[Stored records]
****************
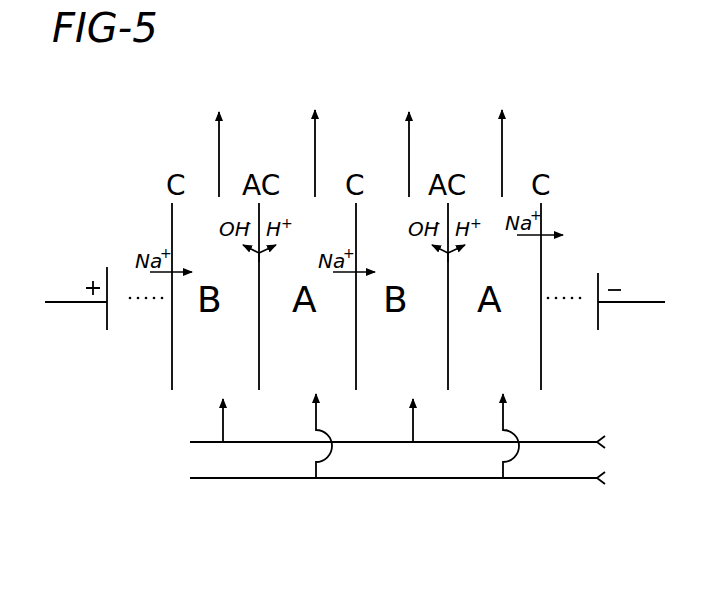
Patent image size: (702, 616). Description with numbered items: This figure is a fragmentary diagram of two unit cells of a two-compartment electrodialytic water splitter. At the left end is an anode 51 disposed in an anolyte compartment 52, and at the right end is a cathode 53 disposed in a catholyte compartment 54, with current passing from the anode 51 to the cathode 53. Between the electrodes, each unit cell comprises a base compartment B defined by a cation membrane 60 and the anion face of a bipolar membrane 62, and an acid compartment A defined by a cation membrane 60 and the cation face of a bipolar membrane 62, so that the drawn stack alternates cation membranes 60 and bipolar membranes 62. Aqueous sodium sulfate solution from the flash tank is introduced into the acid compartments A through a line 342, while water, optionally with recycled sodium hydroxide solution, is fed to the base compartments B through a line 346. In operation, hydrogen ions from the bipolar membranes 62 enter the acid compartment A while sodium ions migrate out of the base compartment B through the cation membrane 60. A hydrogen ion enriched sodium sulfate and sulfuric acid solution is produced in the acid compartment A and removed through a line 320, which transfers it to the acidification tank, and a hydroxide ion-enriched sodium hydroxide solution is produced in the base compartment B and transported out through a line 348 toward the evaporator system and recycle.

The anode 51 is at (104, 317).
The anolyte compartment 52 is at (154, 341).
The cathode 53 is at (600, 321).
The catholyte compartment 54 is at (580, 340).
The cation membrane 60 is at (172, 378).
The bipolar membrane 62 is at (259, 379).
The line 320 is at (315, 138).
The line 342 is at (587, 478).
The feed line 346 is at (584, 414).
The line 348 is at (219, 140).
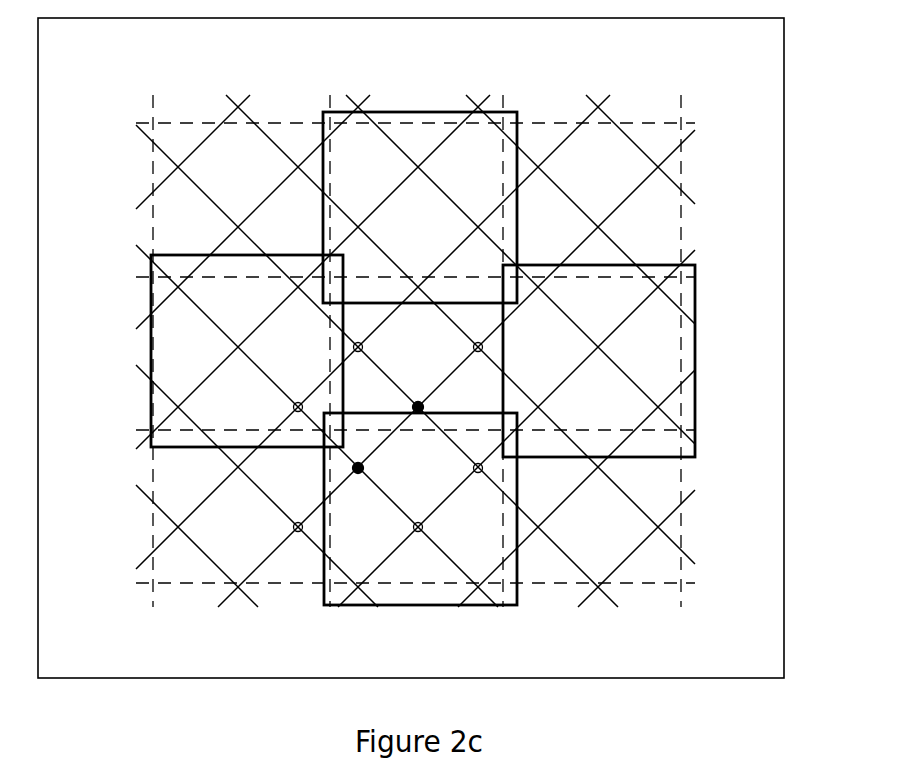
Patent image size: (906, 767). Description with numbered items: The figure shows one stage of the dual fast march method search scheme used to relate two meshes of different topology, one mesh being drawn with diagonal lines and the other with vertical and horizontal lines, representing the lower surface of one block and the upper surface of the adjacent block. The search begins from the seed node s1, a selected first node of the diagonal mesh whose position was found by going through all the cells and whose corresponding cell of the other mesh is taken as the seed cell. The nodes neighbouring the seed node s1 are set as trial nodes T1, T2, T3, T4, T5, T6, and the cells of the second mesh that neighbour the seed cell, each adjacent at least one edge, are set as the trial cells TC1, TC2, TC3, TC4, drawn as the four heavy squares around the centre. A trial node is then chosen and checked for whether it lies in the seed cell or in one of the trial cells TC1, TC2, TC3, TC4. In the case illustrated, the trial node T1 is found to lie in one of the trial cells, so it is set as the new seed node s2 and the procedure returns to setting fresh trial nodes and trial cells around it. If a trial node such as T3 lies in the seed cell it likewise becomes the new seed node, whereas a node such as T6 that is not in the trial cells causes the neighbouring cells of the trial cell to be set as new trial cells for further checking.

The trial cell TC1 is at (420, 527).
The trial cell TC2 is at (631, 361).
The trial cell TC3 is at (420, 186).
The trial cell TC4 is at (213, 351).
The trial node T1 is at (411, 533).
The trial node T2 is at (483, 482).
The trial node T3 is at (482, 334).
The trial node T4 is at (360, 334).
The trial node T5 is at (290, 403).
The trial node T6 is at (303, 512).
The seed node s1 is at (425, 396).
The seed node s2 is at (359, 458).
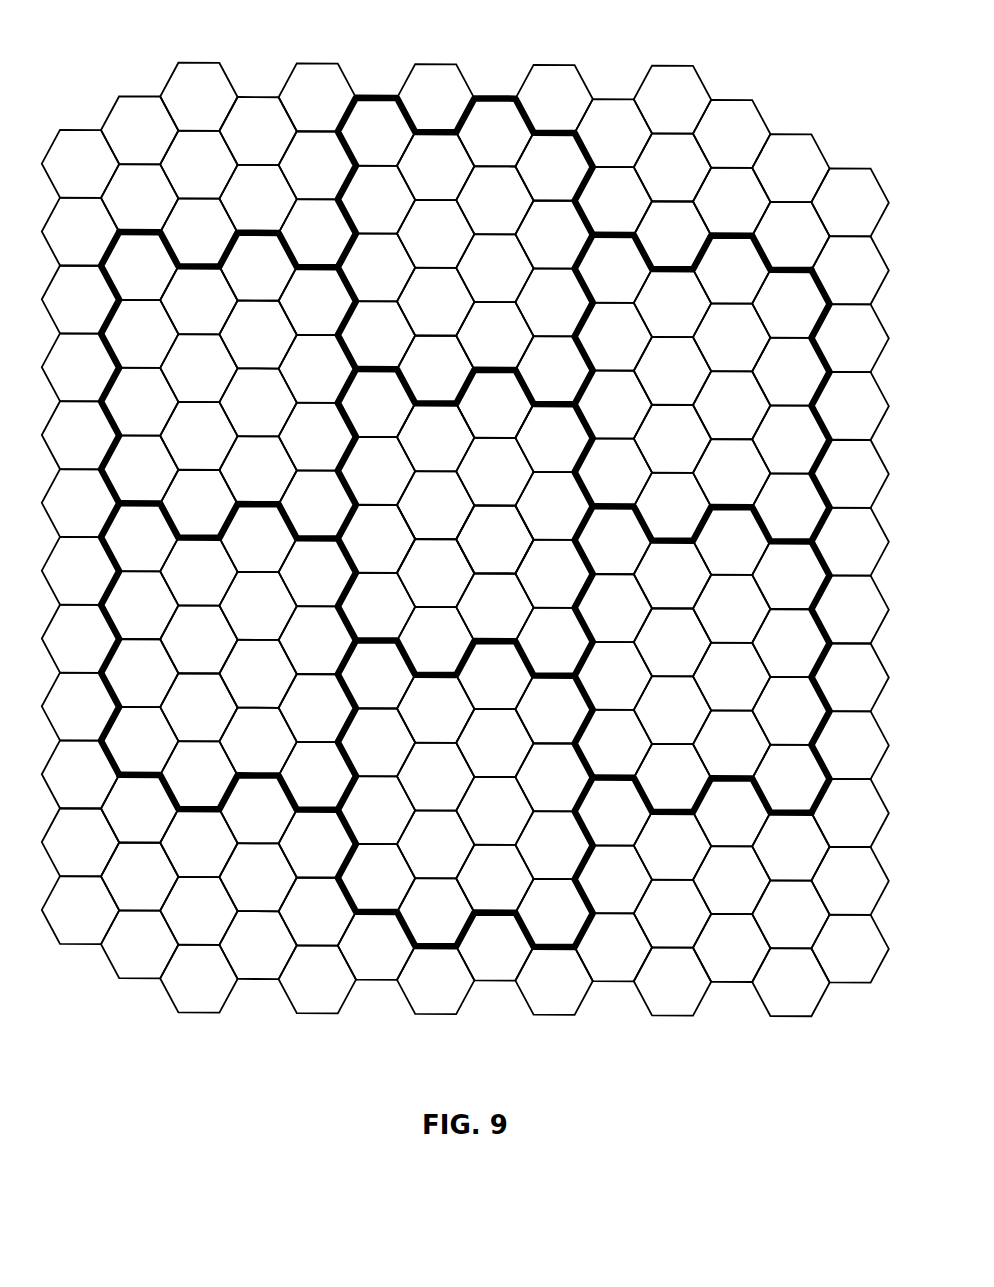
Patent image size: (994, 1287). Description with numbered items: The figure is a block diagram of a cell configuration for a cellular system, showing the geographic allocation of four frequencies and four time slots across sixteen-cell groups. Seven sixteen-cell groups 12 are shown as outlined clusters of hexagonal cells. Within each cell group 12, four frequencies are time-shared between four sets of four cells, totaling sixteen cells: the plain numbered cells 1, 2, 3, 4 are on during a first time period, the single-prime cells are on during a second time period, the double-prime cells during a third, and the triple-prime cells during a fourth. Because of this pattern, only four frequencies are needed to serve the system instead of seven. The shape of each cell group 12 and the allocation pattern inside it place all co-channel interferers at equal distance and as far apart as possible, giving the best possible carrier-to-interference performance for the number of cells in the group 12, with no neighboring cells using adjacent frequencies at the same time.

The 16-cell group 12 is at (465, 518).
The plain numbered cell 1 is at (376, 403).
The plain numbered cell 2 is at (376, 539).
The plain numbered cell 3 is at (494, 404).
The plain numbered cell 4 is at (494, 539).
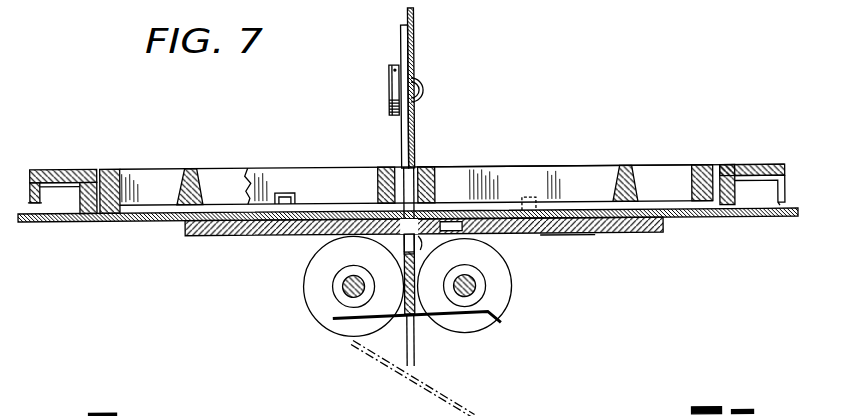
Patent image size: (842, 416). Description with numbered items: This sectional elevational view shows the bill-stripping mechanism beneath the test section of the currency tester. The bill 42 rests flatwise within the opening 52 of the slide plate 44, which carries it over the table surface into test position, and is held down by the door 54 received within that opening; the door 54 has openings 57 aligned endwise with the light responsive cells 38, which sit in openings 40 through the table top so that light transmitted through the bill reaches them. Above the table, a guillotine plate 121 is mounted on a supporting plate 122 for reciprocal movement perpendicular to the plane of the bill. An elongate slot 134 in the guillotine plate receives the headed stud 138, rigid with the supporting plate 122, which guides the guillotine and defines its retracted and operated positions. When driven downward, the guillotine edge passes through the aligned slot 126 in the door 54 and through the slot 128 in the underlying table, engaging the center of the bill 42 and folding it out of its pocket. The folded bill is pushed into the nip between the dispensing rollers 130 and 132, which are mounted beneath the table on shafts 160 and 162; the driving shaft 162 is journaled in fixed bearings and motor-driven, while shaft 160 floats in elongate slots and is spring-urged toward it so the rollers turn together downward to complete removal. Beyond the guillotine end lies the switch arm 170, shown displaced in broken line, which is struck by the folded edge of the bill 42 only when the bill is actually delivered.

The opening 52 is at (97, 167).
The openings 57 is at (208, 186).
The door 54 is at (590, 167).
The slide plate 44 is at (769, 137).
The supporting plate 122 is at (416, 44).
The guillotine plate 121 is at (403, 138).
The headed stud 138 is at (390, 73).
The elongate slot 134 is at (399, 112).
The slot 126 is at (416, 168).
The light responsive cells 38 is at (362, 220).
The openings 40 is at (450, 221).
The slot 128 is at (420, 246).
The dispensing roller 132 is at (312, 291).
The driving shaft 162 is at (345, 283).
The dispensing roller 130 is at (509, 292).
The shaft 160 is at (476, 283).
The switch arm 170 is at (500, 312).
The bill 42 is at (416, 350).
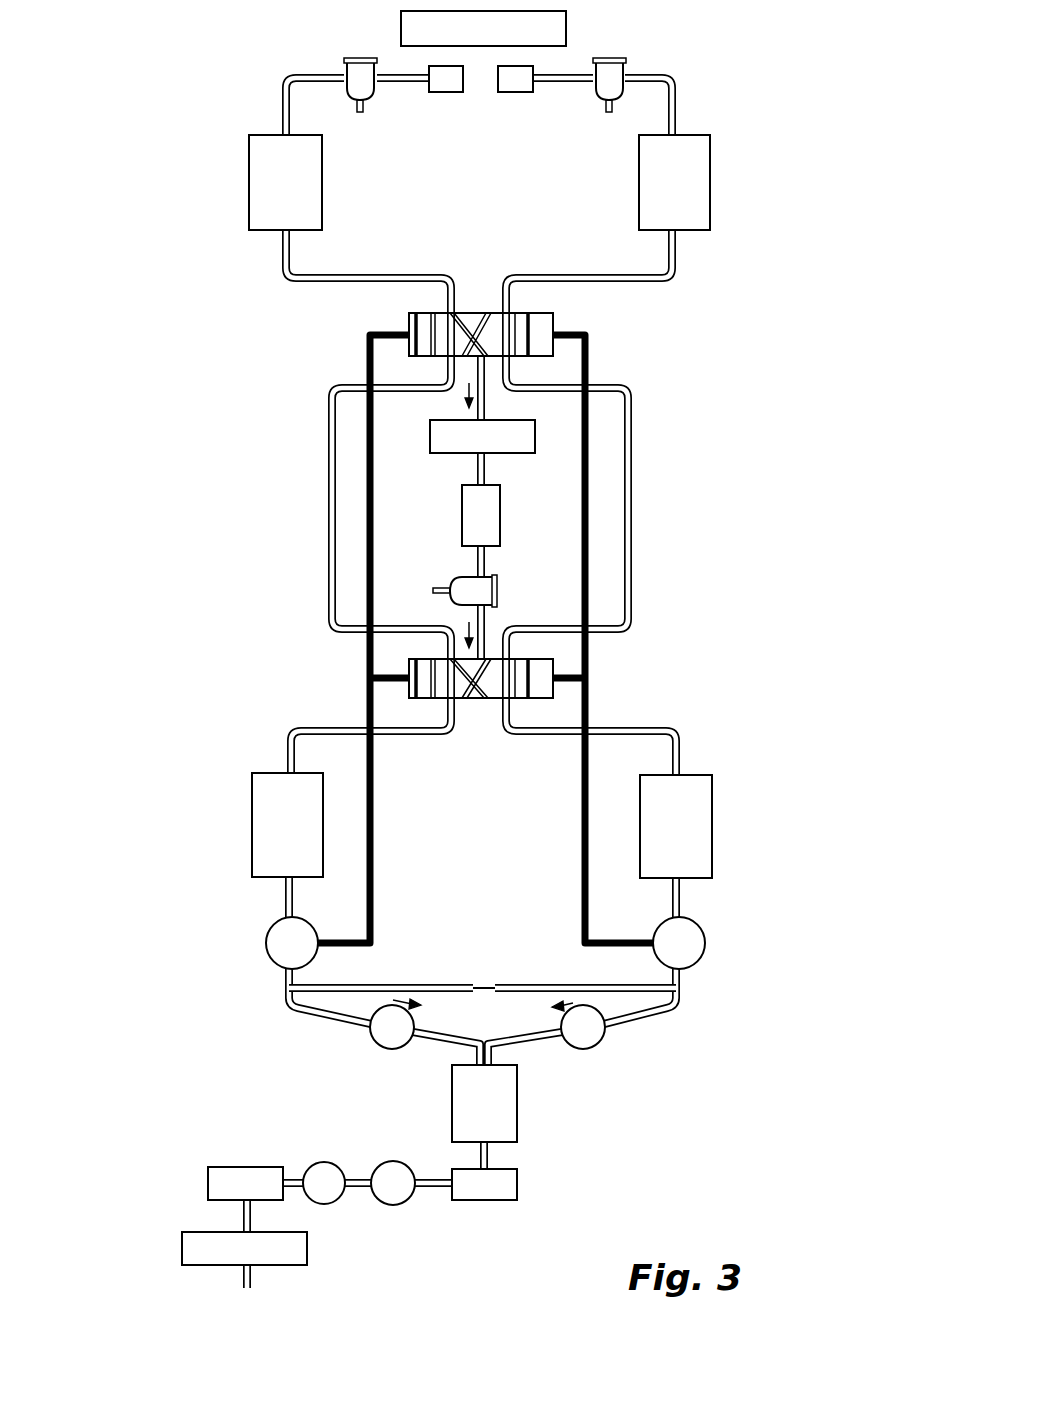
****************
→ **Your task**:
Please print every record exactly as written, without the pictures.

→ **Solution**:
Patent image size: (702, 616). Description with numbered items: This figure is a fragmentary diagram of two unit cells of a two-compartment electrodialytic water splitter. At the left end is an anode 51 disposed in an anolyte compartment 52, and at the right end is a cathode 53 disposed in a catholyte compartment 54, with current passing from the anode 51 to the cathode 53. Between the electrodes, each unit cell comprises a base compartment B defined by a cation membrane 60 and the anion face of a bipolar membrane 62, and an acid compartment A defined by a cation membrane 60 and the cation face of a bipolar membrane 62, so that the drawn stack alternates cation membranes 60 and bipolar membranes 62. Aqueous sodium sulfate solution from the flash tank is introduced into the acid compartments A through a line 342, while water, optionally with recycled sodium hydroxide solution, is fed to the base compartments B through a line 346. In operation, hydrogen ions from the bipolar membranes 62 enter the acid compartment A while sodium ions migrate out of the base compartment B through the cation membrane 60. A hydrogen ion enriched sodium sulfate and sulfuric acid solution is produced in the acid compartment A and removed through a line 320, which transfers it to the acidification tank, and a hydroxide ion-enriched sodium hydroxide solution is produced in the base compartment B and transported out through a line 348 toward the evaporator system and recycle.

The anode 51 is at (104, 317).
The anolyte compartment 52 is at (154, 341).
The cathode 53 is at (600, 321).
The catholyte compartment 54 is at (580, 340).
The cation membrane 60 is at (172, 378).
The bipolar membrane 62 is at (259, 379).
The line 320 is at (315, 138).
The line 342 is at (587, 478).
The feed line 346 is at (584, 414).
The line 348 is at (219, 140).
Patent image size: (906, 767). Description with numbered items: The figure shows one stage of the dual fast march method search scheme used to relate two meshes of different topology, one mesh being drawn with diagonal lines and the other with vertical and horizontal lines, representing the lower surface of one block and the upper surface of the adjacent block. The search begins from the seed node s1, a selected first node of the diagonal mesh whose position was found by going through all the cells and whose corresponding cell of the other mesh is taken as the seed cell. The nodes neighbouring the seed node s1 are set as trial nodes T1, T2, T3, T4, T5, T6, and the cells of the second mesh that neighbour the seed cell, each adjacent at least one edge, are set as the trial cells TC1, TC2, TC3, TC4, drawn as the four heavy squares around the centre. A trial node is then chosen and checked for whether it lies in the seed cell or in one of the trial cells TC1, TC2, TC3, TC4. In the case illustrated, the trial node T1 is found to lie in one of the trial cells, so it is set as the new seed node s2 and the procedure returns to setting fresh trial nodes and trial cells around it. If a trial node such as T3 lies in the seed cell it likewise becomes the new seed node, whereas a node such as T6 that is not in the trial cells causes the neighbouring cells of the trial cell to be set as new trial cells for further checking.

The trial cell TC1 is at (420, 527).
The trial cell TC2 is at (631, 361).
The trial cell TC3 is at (420, 186).
The trial cell TC4 is at (213, 351).
The trial node T1 is at (411, 533).
The trial node T2 is at (483, 482).
The trial node T3 is at (482, 334).
The trial node T4 is at (360, 334).
The trial node T5 is at (290, 403).
The trial node T6 is at (303, 512).
The seed node s1 is at (425, 396).
The seed node s2 is at (359, 458).
Patent image size: (994, 1287). Description with numbered items: The figure is a block diagram of a cell configuration for a cellular system, showing the geographic allocation of four frequencies and four time slots across sixteen-cell groups. Seven sixteen-cell groups 12 are shown as outlined clusters of hexagonal cells. Within each cell group 12, four frequencies are time-shared between four sets of four cells, totaling sixteen cells: the plain numbered cells 1, 2, 3, 4 are on during a first time period, the single-prime cells are on during a second time period, the double-prime cells during a third, and the triple-prime cells during a fourth. Because of this pattern, only four frequencies are needed to serve the system instead of seven. The shape of each cell group 12 and the allocation pattern inside it place all co-channel interferers at equal distance and as far apart as possible, giving the best possible carrier-to-interference performance for the number of cells in the group 12, with no neighboring cells using adjacent frequencies at the same time.

The 16-cell group 12 is at (465, 518).
The plain numbered cell 1 is at (376, 403).
The plain numbered cell 2 is at (376, 539).
The plain numbered cell 3 is at (494, 404).
The plain numbered cell 4 is at (494, 539).
Patent image size: (842, 416). Description with numbered items: This sectional elevational view shows the bill-stripping mechanism beneath the test section of the currency tester. The bill 42 rests flatwise within the opening 52 of the slide plate 44, which carries it over the table surface into test position, and is held down by the door 54 received within that opening; the door 54 has openings 57 aligned endwise with the light responsive cells 38, which sit in openings 40 through the table top so that light transmitted through the bill reaches them. Above the table, a guillotine plate 121 is mounted on a supporting plate 122 for reciprocal movement perpendicular to the plane of the bill. An elongate slot 134 in the guillotine plate receives the headed stud 138, rigid with the supporting plate 122, which guides the guillotine and defines its retracted and operated positions. When driven downward, the guillotine edge passes through the aligned slot 126 in the door 54 and through the slot 128 in the underlying table, engaging the center of the bill 42 and folding it out of its pocket. The folded bill is pushed into the nip between the dispensing rollers 130 and 132, which are mounted beneath the table on shafts 160 and 162; the driving shaft 162 is journaled in fixed bearings and motor-driven, while shaft 160 floats in elongate slots and is spring-urged toward it so the rollers turn together downward to complete removal. Beyond the guillotine end lies the switch arm 170, shown displaced in broken line, which is struck by the folded edge of the bill 42 only when the bill is actually delivered.

The opening 52 is at (97, 167).
The openings 57 is at (208, 186).
The door 54 is at (590, 167).
The slide plate 44 is at (769, 137).
The supporting plate 122 is at (416, 44).
The guillotine plate 121 is at (403, 138).
The headed stud 138 is at (390, 73).
The elongate slot 134 is at (399, 112).
The slot 126 is at (416, 168).
The light responsive cells 38 is at (362, 220).
The openings 40 is at (450, 221).
The slot 128 is at (420, 246).
The dispensing roller 132 is at (312, 291).
The driving shaft 162 is at (345, 283).
The dispensing roller 130 is at (509, 292).
The shaft 160 is at (476, 283).
The switch arm 170 is at (500, 312).
The bill 42 is at (416, 350).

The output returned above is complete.